(WORK TO DO)
Count the lines in the listing below that contain the string "boxes", and give only that number.

(Collected data entries)
** Begin **

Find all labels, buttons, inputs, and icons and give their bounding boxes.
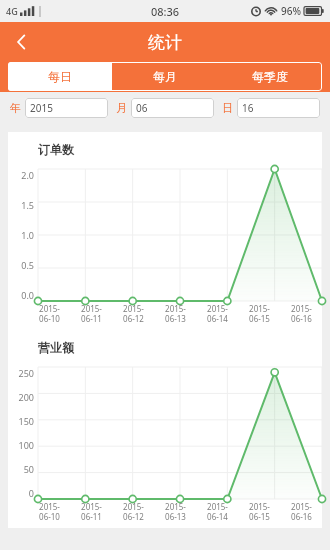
button[interactable]: Back	[0, 22, 42, 62]
button[interactable]: 06	[131, 98, 214, 118]
staticText: 每月	[153, 69, 177, 84]
staticText: 每季度	[252, 69, 288, 84]
staticText: 2015- 06-16	[291, 501, 312, 522]
staticText: 2015- 06-13	[165, 501, 186, 522]
staticText: 08:36	[151, 4, 180, 19]
staticText: 0.5	[21, 259, 34, 271]
staticText: 2015- 06-10	[39, 501, 60, 522]
staticText: 4G	[6, 5, 18, 17]
staticText: 1.0	[21, 229, 34, 241]
staticText: 月	[116, 101, 127, 115]
staticText: 每日	[48, 69, 72, 84]
staticText: 2015- 06-15	[249, 501, 270, 522]
staticText: 2015- 06-13	[165, 303, 186, 324]
button[interactable]: 每月	[112, 62, 217, 91]
staticText: 16	[242, 101, 254, 115]
staticText: 200	[18, 391, 34, 403]
staticText: 250	[18, 367, 34, 379]
staticText: 0.0	[21, 289, 34, 301]
staticText: 96%	[281, 4, 301, 18]
staticText: 0	[28, 487, 34, 499]
staticText: 2.0	[21, 169, 34, 181]
staticText: 150	[18, 415, 34, 427]
staticText: 2015- 06-14	[207, 501, 228, 522]
staticText: 统计	[148, 32, 182, 53]
button[interactable]: 每季度	[217, 62, 322, 91]
button[interactable]: 2015	[25, 98, 108, 118]
button[interactable]: 16	[237, 98, 320, 118]
staticText: 营业额	[38, 340, 74, 355]
button[interactable]: 每日	[8, 62, 112, 91]
staticText: 2015- 06-10	[39, 303, 60, 324]
staticText: 2015- 06-12	[123, 501, 144, 522]
staticText: 2015- 06-16	[291, 303, 312, 324]
staticText: 1.5	[21, 199, 34, 211]
staticText: 2015- 06-11	[81, 303, 102, 324]
staticText: 2015- 06-15	[249, 303, 270, 324]
staticText: 2015- 06-14	[207, 303, 228, 324]
staticText: 06	[136, 101, 148, 115]
staticText: 年	[10, 101, 21, 115]
staticText: 2015- 06-12	[123, 303, 144, 324]
staticText: 日	[222, 101, 233, 115]
staticText: 2015- 06-11	[81, 501, 102, 522]
staticText: 订单数	[38, 142, 74, 157]
staticText: 100	[18, 439, 34, 451]
staticText: 2015	[30, 101, 53, 115]
staticText: 50	[23, 463, 34, 475]
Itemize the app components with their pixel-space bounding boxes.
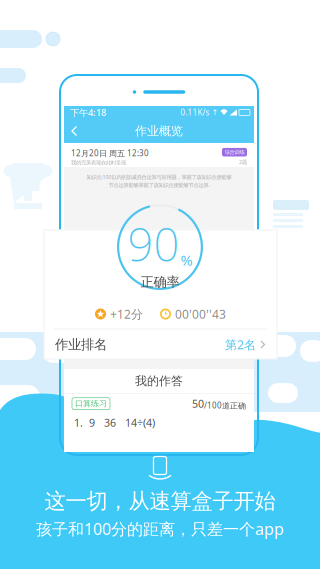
staticText: %	[180, 250, 192, 270]
staticText: 孩子和100分的距离，只差一个app	[36, 518, 284, 539]
staticText: 作业排名	[55, 336, 107, 353]
staticText: 50	[192, 397, 204, 411]
staticText: 下午4:18	[70, 106, 106, 119]
staticText: 综合训练	[224, 149, 244, 156]
staticText: ↑	[212, 108, 218, 117]
staticText: 12月20日 周五 12:30	[71, 148, 149, 158]
button[interactable]: 返回	[64, 118, 85, 144]
staticText: 00'00''43	[175, 306, 226, 322]
staticText: 90	[128, 214, 180, 274]
staticText: 节点运算能够掌握了该知识点便能够节点运算.	[108, 182, 210, 189]
staticText: +12分	[110, 306, 143, 322]
staticText: 2题	[239, 158, 247, 166]
button[interactable]: 作业排名	[44, 330, 277, 360]
staticText: 0.11K/s	[180, 107, 210, 118]
staticText: 我的作答	[135, 374, 183, 388]
staticText: 第2名	[225, 336, 256, 352]
staticText: /100道正确	[204, 400, 246, 411]
staticText: 知识点:100以内的加减混合运算与应用题，掌握了该知识点便能够	[86, 173, 232, 180]
staticText: 正确率	[140, 274, 180, 290]
staticText: 这一切，从速算盒子开始	[44, 488, 276, 514]
staticText: 1. 9 36 14÷(4)	[74, 416, 155, 430]
staticText: 口算练习	[75, 399, 107, 409]
staticText: 我的完美表现在此时呈现	[71, 160, 126, 166]
staticText: 作业概览	[135, 124, 183, 138]
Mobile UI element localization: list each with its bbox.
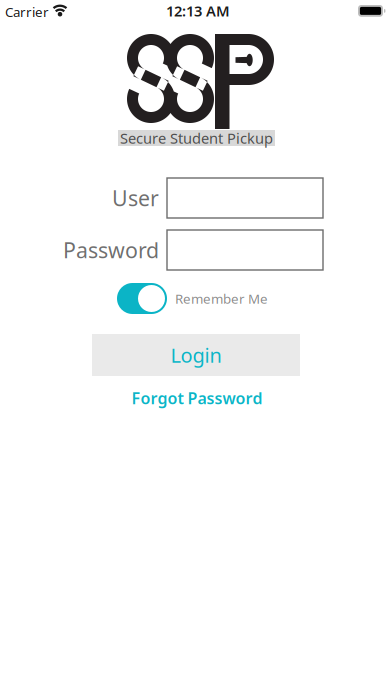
button[interactable]: Forgot Password [117, 385, 277, 411]
staticText: 12:13 AM [166, 1, 230, 20]
button[interactable]: Remember Me [117, 283, 268, 314]
staticText: Secure Student Pickup [120, 128, 273, 148]
staticText: User [112, 184, 159, 212]
staticText: Remember Me [175, 290, 268, 307]
staticText: Login [170, 342, 222, 368]
staticText: Carrier [5, 3, 49, 21]
staticText: Forgot Password [132, 387, 262, 409]
button[interactable]: Login [92, 334, 300, 376]
staticText: Password [63, 236, 159, 264]
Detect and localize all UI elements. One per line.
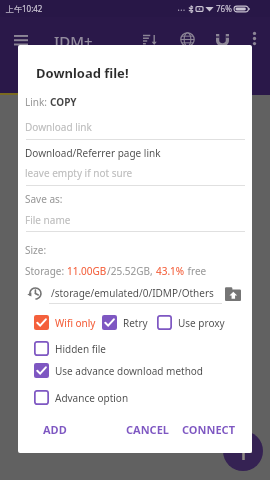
button[interactable]: Use advance download method: [32, 361, 206, 380]
button[interactable]: Wifi only: [32, 313, 98, 332]
staticText: Advance option: [55, 391, 129, 405]
button[interactable]: More options: [245, 29, 263, 47]
button[interactable]: Recent folders: [25, 284, 43, 302]
staticText: 76%: [216, 3, 232, 14]
button[interactable]: Hidden file: [32, 339, 108, 358]
staticText: Hidden file: [55, 342, 106, 356]
button[interactable]: Browser: [177, 29, 197, 49]
staticText: COPY: [50, 95, 77, 109]
staticText: IDM+: [54, 31, 93, 51]
staticText: CANCEL: [126, 422, 169, 437]
staticText: 上午10:42: [6, 3, 43, 14]
staticText: Use proxy: [178, 316, 225, 330]
staticText: ADD: [43, 422, 67, 437]
staticText: Download link: [25, 120, 92, 134]
button[interactable]: Advance option: [32, 388, 131, 407]
staticText: CONNECT: [182, 422, 235, 437]
staticText: Use advance download method: [55, 364, 204, 378]
staticText: 11.00GB: [67, 264, 107, 278]
staticText: Size:: [25, 243, 47, 257]
staticText: Download/Referrer page link: [25, 146, 161, 160]
staticText: Retry: [123, 316, 148, 330]
button[interactable]: Magnet link: [212, 29, 232, 49]
staticText: Wifi only: [55, 316, 96, 330]
button[interactable]: ADD: [38, 418, 72, 441]
staticText: Save as:: [25, 192, 63, 206]
staticText: Download file!: [36, 64, 129, 82]
button[interactable]: Menu: [10, 29, 32, 51]
button[interactable]: Add download: [223, 431, 263, 471]
staticText: free: [185, 264, 207, 278]
staticText: 43.1%: [156, 264, 185, 278]
button[interactable]: Choose folder: [224, 285, 242, 303]
button[interactable]: Sort: [140, 29, 160, 49]
button[interactable]: Retry: [100, 313, 150, 332]
button[interactable]: CANCEL: [121, 418, 174, 441]
staticText: Storage:: [25, 264, 67, 278]
staticText: File name: [25, 213, 71, 227]
staticText: leave empty if not sure: [25, 166, 133, 180]
staticText: Link:: [25, 95, 50, 109]
button[interactable]: CONNECT: [177, 418, 240, 441]
staticText: /25.52GB,: [107, 264, 156, 278]
button[interactable]: Use proxy: [155, 313, 227, 332]
staticText: /storage/emulated/0/IDMP/Others: [51, 286, 214, 300]
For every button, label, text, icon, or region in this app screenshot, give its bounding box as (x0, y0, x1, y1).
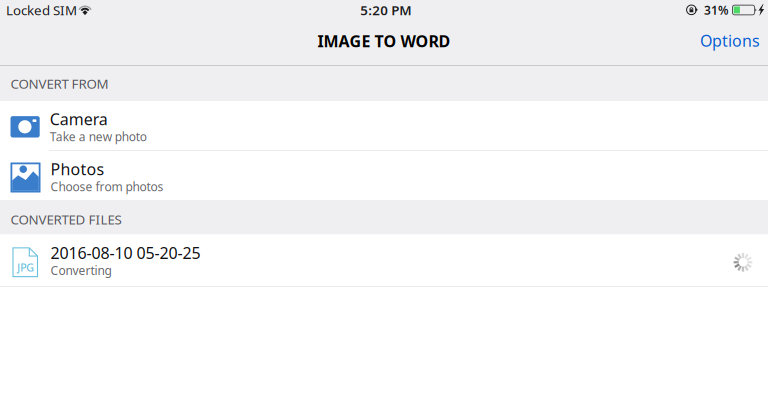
staticText: 5:20 PM (360, 1, 411, 19)
button[interactable]: Options (690, 21, 768, 60)
staticText: IMAGE TO WORD (318, 30, 450, 52)
staticText: 31% (704, 2, 729, 18)
staticText: 2016-08-10 05-20-25 (50, 242, 200, 263)
staticText: Locked SIM (6, 1, 77, 19)
staticText: CONVERTED FILES (10, 210, 121, 228)
staticText: JPG (17, 260, 34, 274)
staticText: Options (700, 30, 760, 51)
staticText: Take a new photo (50, 129, 147, 145)
staticText: Choose from photos (50, 179, 164, 195)
button[interactable]: Camera (0, 101, 768, 150)
staticText: Photos (50, 158, 104, 180)
staticText: CONVERT FROM (10, 75, 108, 92)
button[interactable]: Photos (0, 151, 768, 200)
staticText: Converting (50, 262, 111, 278)
staticText: Camera (50, 108, 108, 130)
button[interactable]: JPG (0, 234, 768, 286)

** End **

(EXERCISE ANSWER)
2